> Work to complete:
Give the number of lines in the records below that include "source". Reply with that number alone.

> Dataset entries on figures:
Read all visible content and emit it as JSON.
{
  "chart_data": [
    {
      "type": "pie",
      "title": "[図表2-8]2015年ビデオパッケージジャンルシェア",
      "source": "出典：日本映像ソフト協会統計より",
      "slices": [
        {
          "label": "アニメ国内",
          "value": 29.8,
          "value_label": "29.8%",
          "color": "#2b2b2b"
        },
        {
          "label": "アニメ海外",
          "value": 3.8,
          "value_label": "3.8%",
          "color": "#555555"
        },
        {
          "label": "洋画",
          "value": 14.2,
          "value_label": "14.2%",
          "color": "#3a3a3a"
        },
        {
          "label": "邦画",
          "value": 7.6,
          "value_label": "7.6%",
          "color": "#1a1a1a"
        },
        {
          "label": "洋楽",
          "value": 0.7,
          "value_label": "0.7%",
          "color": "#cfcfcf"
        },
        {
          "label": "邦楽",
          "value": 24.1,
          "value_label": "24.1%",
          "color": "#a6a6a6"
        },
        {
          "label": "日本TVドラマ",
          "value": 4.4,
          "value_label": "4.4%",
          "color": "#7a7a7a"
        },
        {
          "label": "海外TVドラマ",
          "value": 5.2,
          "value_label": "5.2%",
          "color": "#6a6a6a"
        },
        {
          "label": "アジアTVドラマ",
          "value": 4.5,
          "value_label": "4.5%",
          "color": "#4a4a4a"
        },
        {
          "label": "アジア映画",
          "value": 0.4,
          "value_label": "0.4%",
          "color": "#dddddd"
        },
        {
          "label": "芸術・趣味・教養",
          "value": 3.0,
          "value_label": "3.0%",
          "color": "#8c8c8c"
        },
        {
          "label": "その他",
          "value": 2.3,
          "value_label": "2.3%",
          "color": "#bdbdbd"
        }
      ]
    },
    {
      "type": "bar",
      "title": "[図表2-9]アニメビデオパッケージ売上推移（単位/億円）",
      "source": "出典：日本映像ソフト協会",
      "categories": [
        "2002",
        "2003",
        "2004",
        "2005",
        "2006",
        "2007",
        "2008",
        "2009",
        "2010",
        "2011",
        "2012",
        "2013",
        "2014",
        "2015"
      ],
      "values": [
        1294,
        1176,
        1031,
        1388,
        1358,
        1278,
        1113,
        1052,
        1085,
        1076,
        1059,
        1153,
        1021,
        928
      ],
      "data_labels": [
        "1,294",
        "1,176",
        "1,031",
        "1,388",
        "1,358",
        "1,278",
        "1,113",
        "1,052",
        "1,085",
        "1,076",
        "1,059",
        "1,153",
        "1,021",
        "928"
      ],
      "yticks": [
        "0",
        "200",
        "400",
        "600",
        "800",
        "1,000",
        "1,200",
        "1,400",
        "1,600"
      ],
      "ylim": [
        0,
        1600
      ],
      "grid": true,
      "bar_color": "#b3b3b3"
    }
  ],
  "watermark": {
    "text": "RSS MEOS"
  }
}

> Exercise response:
2